• **Task brief**: Search the listing below for "text". Copy each matching line.

########

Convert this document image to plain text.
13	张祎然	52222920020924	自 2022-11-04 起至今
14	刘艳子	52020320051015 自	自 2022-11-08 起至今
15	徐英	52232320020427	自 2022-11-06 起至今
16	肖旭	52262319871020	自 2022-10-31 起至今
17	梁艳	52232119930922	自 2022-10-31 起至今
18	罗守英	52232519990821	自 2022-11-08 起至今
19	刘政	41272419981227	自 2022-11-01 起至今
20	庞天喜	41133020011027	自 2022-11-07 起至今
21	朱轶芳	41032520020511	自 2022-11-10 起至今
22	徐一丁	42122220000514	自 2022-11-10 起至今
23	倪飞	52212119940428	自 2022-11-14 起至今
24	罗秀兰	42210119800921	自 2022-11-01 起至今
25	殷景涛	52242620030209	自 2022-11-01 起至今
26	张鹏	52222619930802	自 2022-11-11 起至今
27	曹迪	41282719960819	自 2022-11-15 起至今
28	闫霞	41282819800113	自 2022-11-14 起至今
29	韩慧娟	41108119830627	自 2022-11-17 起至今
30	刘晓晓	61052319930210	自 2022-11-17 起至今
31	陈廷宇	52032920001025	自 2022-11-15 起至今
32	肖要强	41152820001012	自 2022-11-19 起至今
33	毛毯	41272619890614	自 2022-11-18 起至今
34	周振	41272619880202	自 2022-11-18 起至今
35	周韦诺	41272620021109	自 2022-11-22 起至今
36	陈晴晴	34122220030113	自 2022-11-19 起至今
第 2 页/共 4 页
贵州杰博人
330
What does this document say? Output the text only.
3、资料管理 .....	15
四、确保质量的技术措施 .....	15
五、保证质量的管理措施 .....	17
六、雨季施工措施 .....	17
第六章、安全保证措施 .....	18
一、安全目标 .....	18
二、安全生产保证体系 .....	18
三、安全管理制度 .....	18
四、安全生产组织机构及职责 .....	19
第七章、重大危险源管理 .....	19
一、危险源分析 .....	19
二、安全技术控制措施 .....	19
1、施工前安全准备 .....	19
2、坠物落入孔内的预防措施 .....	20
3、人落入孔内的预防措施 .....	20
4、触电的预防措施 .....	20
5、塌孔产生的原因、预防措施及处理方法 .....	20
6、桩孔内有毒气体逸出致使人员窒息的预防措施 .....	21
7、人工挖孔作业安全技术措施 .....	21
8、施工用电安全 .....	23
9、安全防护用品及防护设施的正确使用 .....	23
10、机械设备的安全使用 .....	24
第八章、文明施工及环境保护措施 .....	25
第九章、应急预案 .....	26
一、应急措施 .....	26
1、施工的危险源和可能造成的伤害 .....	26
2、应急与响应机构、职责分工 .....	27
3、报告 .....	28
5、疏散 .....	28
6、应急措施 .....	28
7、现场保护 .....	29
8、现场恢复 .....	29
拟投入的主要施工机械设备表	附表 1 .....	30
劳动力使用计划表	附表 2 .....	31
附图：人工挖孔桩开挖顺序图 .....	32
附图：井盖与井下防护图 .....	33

########

• **Worked answer**:
Convert this document image to plain text.
What does this document say? Output the text only.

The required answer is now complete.